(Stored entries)
◆ ◆ ◆ ◆ ◆

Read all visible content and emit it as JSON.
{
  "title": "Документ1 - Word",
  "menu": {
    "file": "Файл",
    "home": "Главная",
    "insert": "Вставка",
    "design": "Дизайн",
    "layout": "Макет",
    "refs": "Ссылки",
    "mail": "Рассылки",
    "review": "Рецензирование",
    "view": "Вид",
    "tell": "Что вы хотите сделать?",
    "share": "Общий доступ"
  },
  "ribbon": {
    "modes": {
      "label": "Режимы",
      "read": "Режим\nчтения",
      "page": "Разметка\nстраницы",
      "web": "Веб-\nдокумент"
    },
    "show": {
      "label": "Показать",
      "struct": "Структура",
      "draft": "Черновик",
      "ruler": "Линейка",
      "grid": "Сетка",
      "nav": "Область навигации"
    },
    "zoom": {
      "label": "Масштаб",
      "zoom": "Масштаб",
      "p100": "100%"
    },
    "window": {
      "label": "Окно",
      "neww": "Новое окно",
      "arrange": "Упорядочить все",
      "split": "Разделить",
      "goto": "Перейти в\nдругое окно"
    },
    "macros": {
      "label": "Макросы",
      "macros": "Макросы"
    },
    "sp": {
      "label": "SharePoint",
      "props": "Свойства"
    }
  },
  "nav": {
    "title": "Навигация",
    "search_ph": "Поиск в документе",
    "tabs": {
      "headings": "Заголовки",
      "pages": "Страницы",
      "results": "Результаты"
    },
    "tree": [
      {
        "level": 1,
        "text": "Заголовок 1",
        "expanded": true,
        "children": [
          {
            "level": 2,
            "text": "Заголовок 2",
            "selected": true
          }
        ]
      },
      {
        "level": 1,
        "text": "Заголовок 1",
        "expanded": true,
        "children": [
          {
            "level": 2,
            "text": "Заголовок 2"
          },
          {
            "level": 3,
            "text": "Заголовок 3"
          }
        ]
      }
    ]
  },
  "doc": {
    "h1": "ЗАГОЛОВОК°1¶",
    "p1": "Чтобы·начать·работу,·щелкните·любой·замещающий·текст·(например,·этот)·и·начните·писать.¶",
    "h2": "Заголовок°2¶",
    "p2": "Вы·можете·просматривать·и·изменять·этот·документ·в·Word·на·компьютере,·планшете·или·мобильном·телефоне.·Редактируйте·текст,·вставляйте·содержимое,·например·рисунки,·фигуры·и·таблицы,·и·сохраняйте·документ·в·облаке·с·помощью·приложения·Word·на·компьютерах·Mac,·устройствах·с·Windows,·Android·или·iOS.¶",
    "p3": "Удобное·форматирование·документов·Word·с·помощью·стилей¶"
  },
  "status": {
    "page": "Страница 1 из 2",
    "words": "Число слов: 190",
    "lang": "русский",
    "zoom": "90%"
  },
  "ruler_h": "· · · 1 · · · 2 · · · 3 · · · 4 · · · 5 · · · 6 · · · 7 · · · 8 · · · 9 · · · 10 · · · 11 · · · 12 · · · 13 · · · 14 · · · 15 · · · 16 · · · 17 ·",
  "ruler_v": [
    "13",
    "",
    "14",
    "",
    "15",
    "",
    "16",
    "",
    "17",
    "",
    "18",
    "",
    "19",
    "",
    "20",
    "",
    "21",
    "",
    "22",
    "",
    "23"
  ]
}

◆ ◆ ◆ ◆ ◆

_EXERCISE_
Where a line contains "текст", copy that line.

_EXERCISE RESPONSE_
    "p1": "Чтобы·начать·работу,·щелкните·любой·замещающий·текст·(например,·этот)·и·начните·писать.¶",
    "p2": "Вы·можете·просматривать·и·изменять·этот·документ·в·Word·на·компьютере,·планшете·или·мобильном·телефоне.·Редактируйте·текст,·вставляйте·содержимое,·например·рисунки,·фигуры·и·таблицы,·и·сохраняйте·документ·в·облаке·с·помощью·приложения·Word·на·компьютерах·Mac,·устройствах·с·Windows,·Android·или·iOS.¶",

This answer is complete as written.